> _Written request_: Continue the magazine article about Darwin and his move to Panama on a false passport, starting after its last sentence.
━━━ Supplied text ━━━
The Sunday Times Magazine - UK (2022-04-17)

(Antfer) #1

She thought


she was


protecting


their sons by


lying. If they


found out,


Darwin said,


they could be


accessories


to the crime


38 • The Sunday Times Magazine


Over time he grew his hair and beard
long as a disguise and began to venture
outside. Using a cane, he shuffled about
with a stoop and a limp. When it was cold,
he wore a woolly hat and pulled his collar
up. Amazingly, it worked: locals didn’t
recognise him.
The couple built up a significant financial
pot thanks to the insurance payouts and
sale of properties. Borrowing from the plot
of the Frederick Forsyth spy thriller The
Day of the Jackal, Darwin obtained a false
passport in the name of John Jones, an
identity stolen from a child in Sunderland
who had been born around the same time
as Darwin but had died young. The couple
travelled to Panama and put their money
towards an apartment and a parcel of land.
“They had this crazy notion to have an
eco-retreat,” Leigh says. “They’d prune
roses in the garden and that’s about the
only experience they had, and they’d
proved themselves pretty incompetent
at running a business. The thought that
they were going to convert this land when
there were wild animals, snakes and
howler monkeys ...” Leigh chuckles.
The couple might have got away with it
all but for a simple oversight. It was only
after buying the property in Panama that
Darwin discovered he needed to have a
letter of good conduct from his local UK
constabulary in order to be a Panama
resident. This posed a difficulty since he
had travelled to Panama on a false passport.
━━━ Raw data ━━━
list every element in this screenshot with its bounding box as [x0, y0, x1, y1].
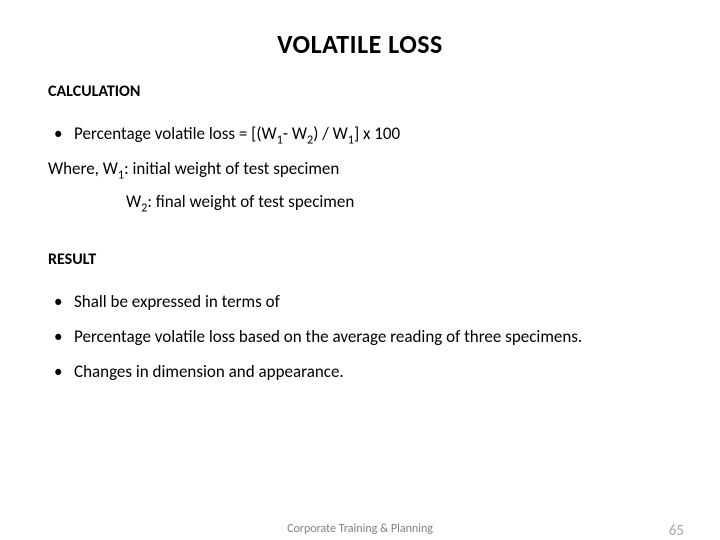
result-item: • Shall be expressed in terms of	[48, 291, 672, 314]
page-number: 65	[669, 522, 684, 540]
result-heading: RESULT	[48, 250, 672, 269]
result-item: • Changes in dimension and appearance.	[48, 361, 672, 384]
result-item: • Percentage volatile loss based on the …	[48, 326, 672, 349]
bullet-icon: •	[48, 361, 74, 382]
result-text: Shall be expressed in terms of	[74, 291, 672, 314]
where2-text: : final weight of test specimen	[147, 191, 354, 212]
result-text: Percentage volatile loss based on the av…	[74, 326, 672, 349]
where-line-1: Where, W1: initial weight of test specim…	[48, 158, 672, 181]
formula-row: • Percentage volatile loss = [(W1- W2) /…	[48, 123, 672, 146]
where-text: : initial weight of test specimen	[124, 158, 339, 179]
footer-center-text: Corporate Training & Planning	[287, 522, 433, 536]
formula-text: Percentage volatile loss = [(W1- W2) / W…	[74, 123, 672, 146]
calculation-heading: CALCULATION	[48, 82, 672, 101]
where-prefix: Where, W	[48, 158, 118, 179]
slide-title: VOLATILE LOSS	[48, 28, 672, 60]
bullet-icon: •	[48, 326, 74, 347]
formula-part: ) / W	[313, 123, 348, 144]
bullet-icon: •	[48, 123, 74, 144]
formula-part: - W	[283, 123, 307, 144]
formula-part: ] x 100	[354, 123, 400, 144]
where-line-2: W2: final weight of test specimen	[126, 191, 672, 214]
bullet-icon: •	[48, 291, 74, 312]
result-text: Changes in dimension and appearance.	[74, 361, 672, 384]
formula-part: Percentage volatile loss = [(W	[74, 123, 277, 144]
where2-prefix: W	[126, 191, 141, 212]
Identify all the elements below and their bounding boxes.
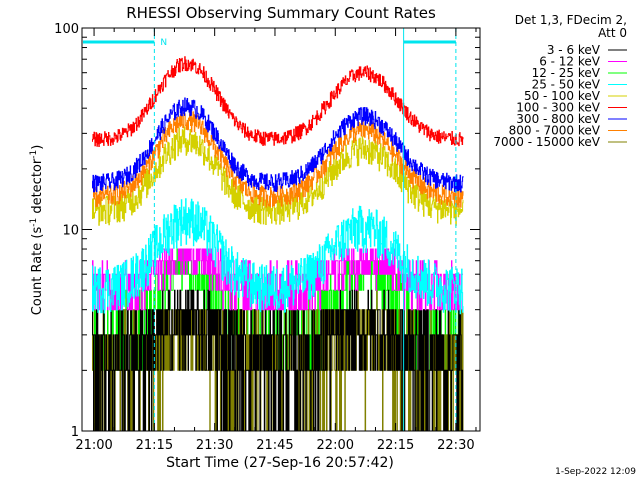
legend-entry-label: 25 - 50 keV [532,78,601,92]
chart-title: RHESSI Observing Summary Count Rates [126,4,436,22]
y-tick-label: 10 [62,224,79,239]
x-axis: 21:00 21:15 21:30 21:45 22:00 22:15 22:30 [75,28,477,453]
legend-entry-label: 12 - 25 keV [532,66,601,80]
y-axis-title: Count Rate (s-1 detector-1) [29,145,45,316]
y-axis: 100 10 1 [54,22,480,440]
x-tick-label: 21:45 [256,438,293,453]
series-line [92,289,464,432]
plot-timestamp: 1-Sep-2022 12:09 [555,467,636,477]
marker-layer: N [83,28,457,431]
x-tick-label: 22:00 [317,438,354,453]
legend-header-line-1: Det 1,3, FDecim 2, [515,13,627,27]
legend-entry-label: 300 - 800 keV [516,112,600,126]
y-tick-label: 1 [71,425,79,440]
series-line [92,126,464,226]
x-tick-label: 21:30 [196,438,233,453]
y-tick-label: 100 [54,22,79,37]
legend-entry-label: 800 - 7000 keV [509,124,601,138]
series-line [92,110,464,208]
x-tick-label: 21:00 [75,438,112,453]
flag-label: N [160,38,167,48]
x-tick-label: 22:30 [437,438,474,453]
legend-entry-label: 6 - 12 keV [539,55,601,69]
legend-entry-label: 3 - 6 keV [547,43,601,57]
legend-entry-label: 7000 - 15000 keV [493,135,600,149]
legend-header-line-2: Att 0 [598,26,627,40]
legend-entry-label: 50 - 100 keV [524,89,601,103]
legend-entry-label: 100 - 300 keV [516,101,600,115]
series-line [92,56,464,147]
x-tick-label: 22:15 [377,438,414,453]
x-axis-title: Start Time (27-Sep-16 20:57:42) [166,455,394,471]
x-tick-label: 21:15 [136,438,173,453]
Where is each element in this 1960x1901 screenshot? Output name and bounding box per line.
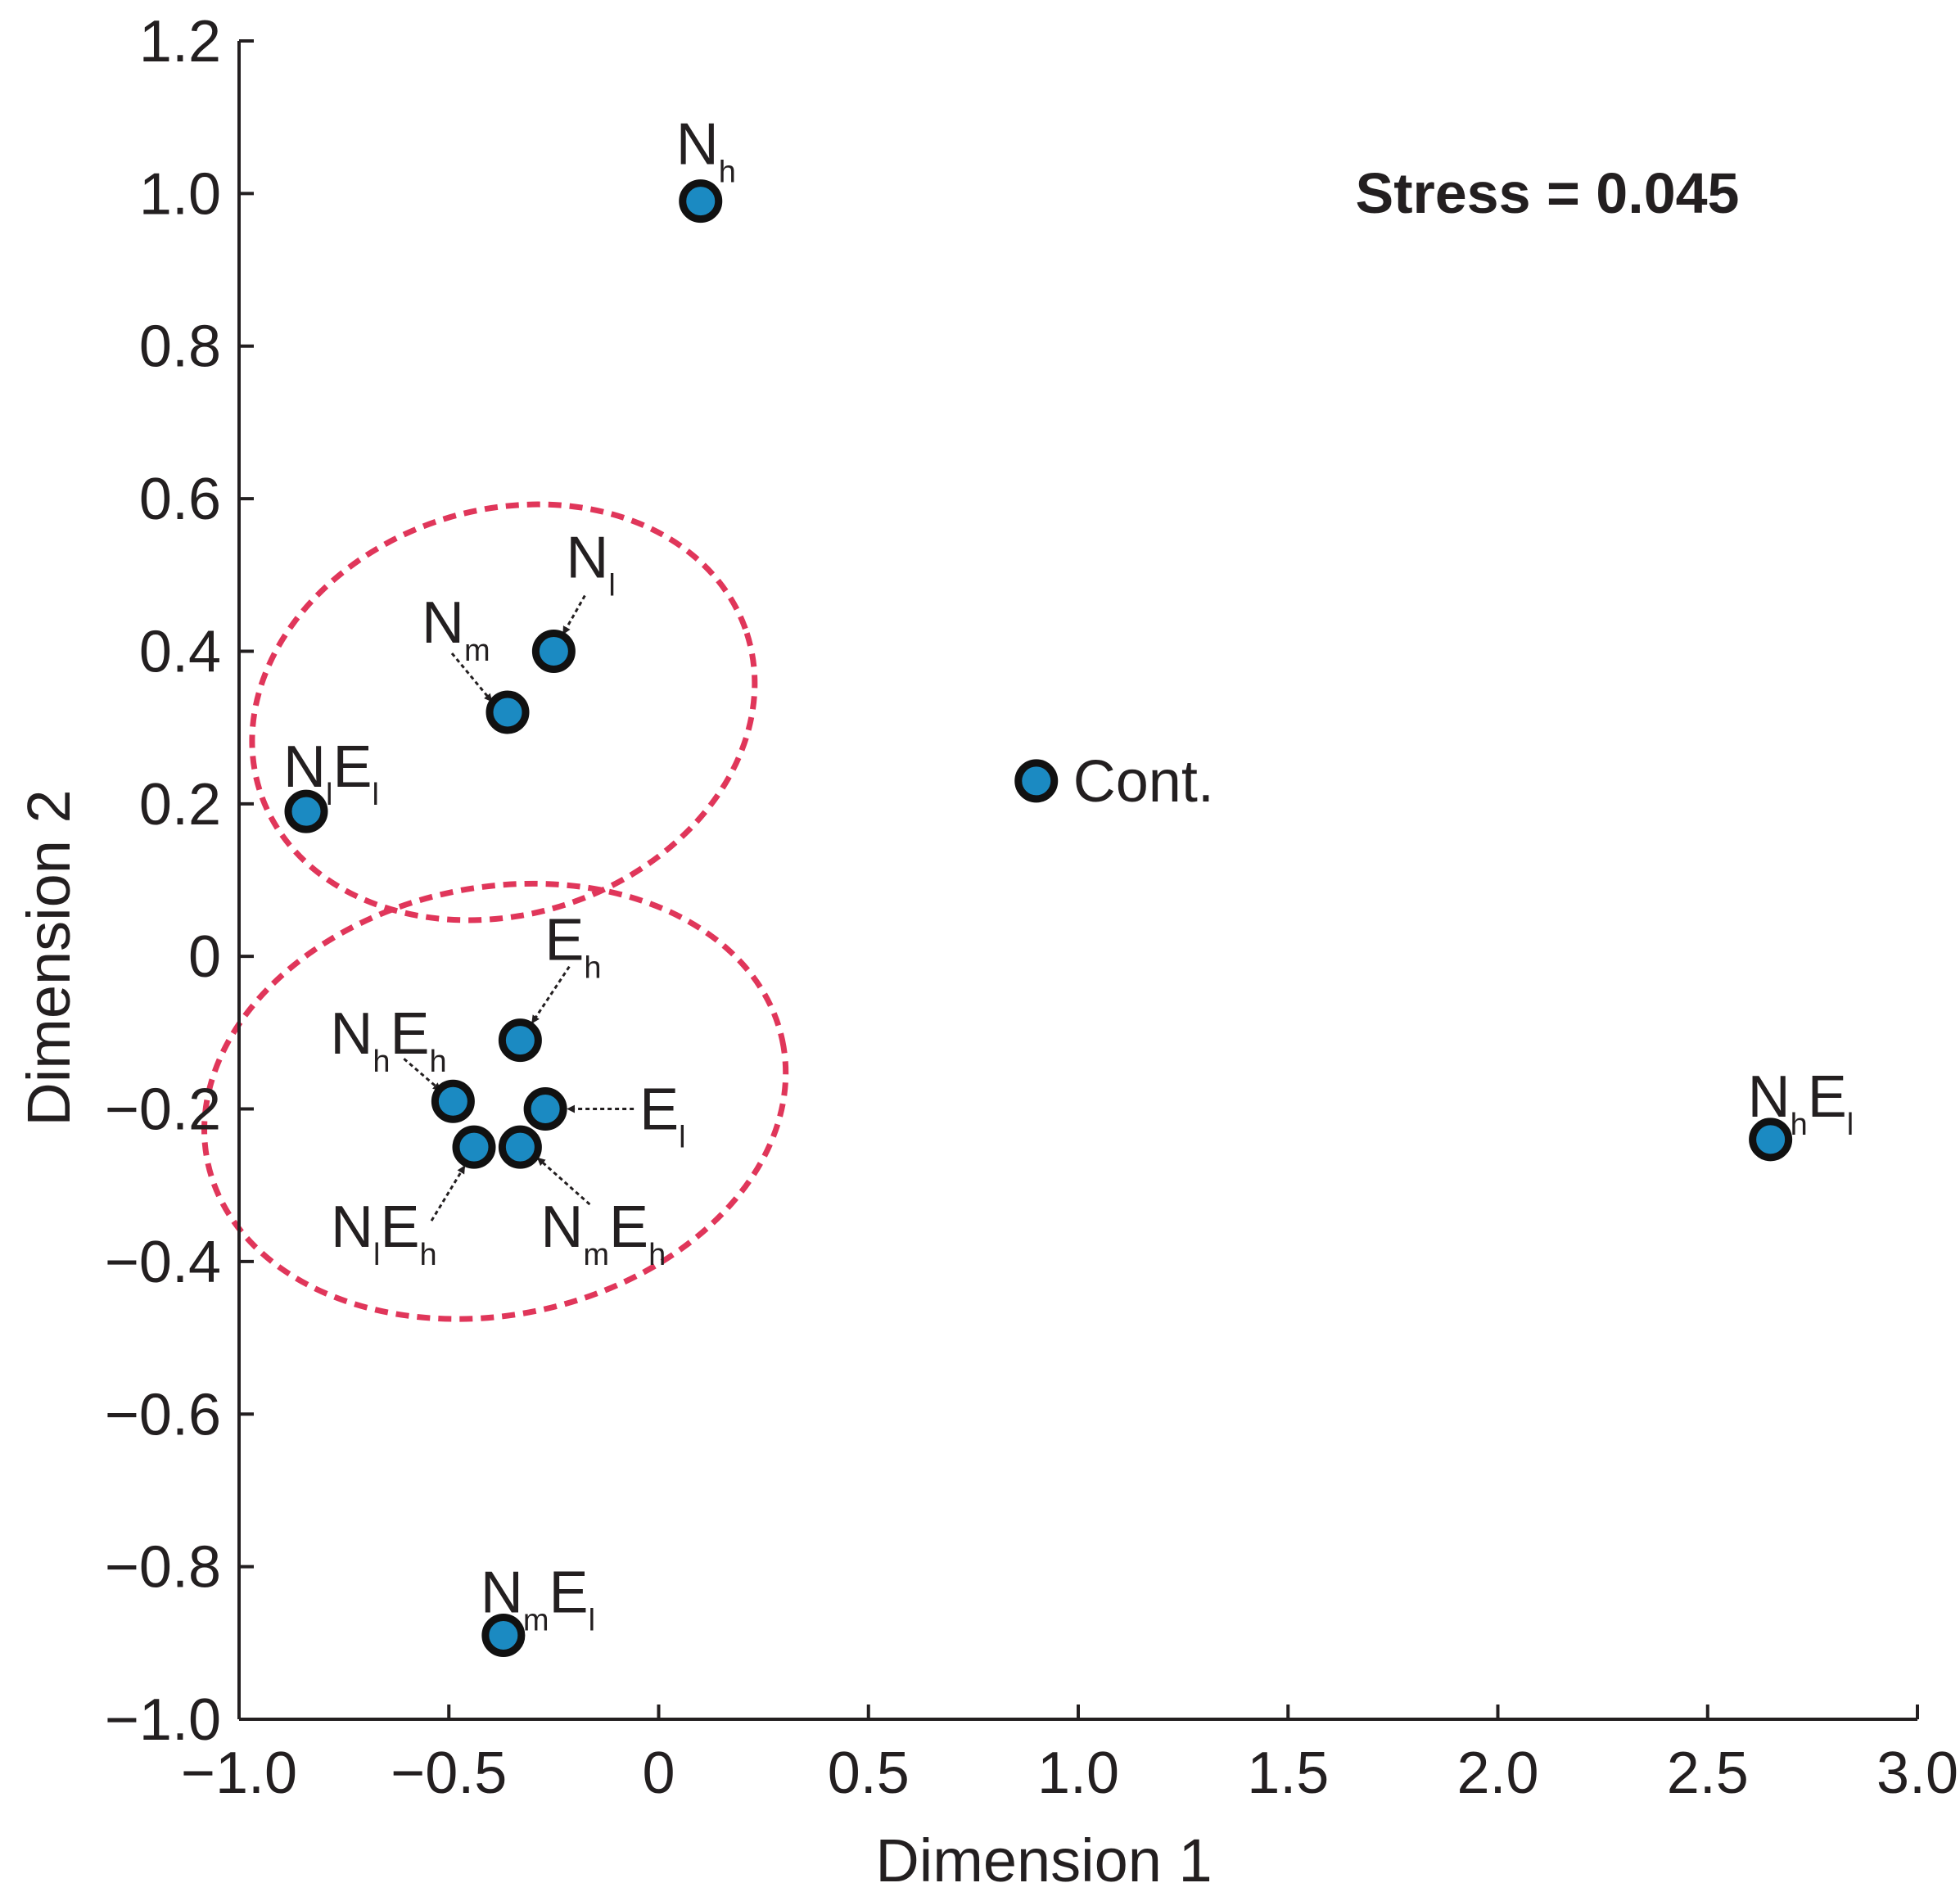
━━━
> _Answer for this exercise_:
“John Darwin was then John Jones, and
there’s no way in the world he was ever
going to get a good conduct letter, because
he didn’t exist,” Leigh says. “He was
stunned. He’d invested all this money. He
said to Anne, ‘I’m going to go back and say
I’ve had a bump on the head, got amnesia.’ ”
He believed he could then get the letter
of good standing. “I think Anne knew
then ... I mean, she’s told me, she said it
was crazy. She said, ‘I knew nobody was
ever going to believe it.’ ”
By the time the fraud was uncovered
in December 2007, the amount of money,
land and property owned by the couple
amounted to more than £500,000. Taking
into account the proceeds of the sale of
Nos 3 and 4 The Cliff, they had been sitting
on a pot of close to £700,000.
As Anne described the web of deception,
she was desperately worried about the
impact the revelations would have on the
couple’s sons, who had been frequent
visitors to her home and had offered her
their shoulders to cry on. “She was saying,
‘My sons are never going to forgive me,’ ”
Leigh recalls. “But at the same time she was
relieved it was finally over. She had been
lying to friends, family and neighbours for
six years, which must have put her under
considerable strain.”
Leigh believes she thought she was
protecting her sons by not telling them
their father had faked his own death. But


there was also an element of coercion,
he says. Darwin had told Anne that if the
boys found out, then they would either
be accessories to the crime or they’d
probably turn them in.
According to Leigh, Darwin didn’t think
his sons would be unduly upset by his
passing. “It’s absolutely true that Darwin
said, ‘Oh well, the boys will miss me for a
week or two and then they’ll be all right.’
That’s how he felt and how he thought.”
Leigh knew the story he had was
dynamite. “It was a really tense moment,”
he says. “I had an amazing story but I was
also watching someone’s life disintegrate.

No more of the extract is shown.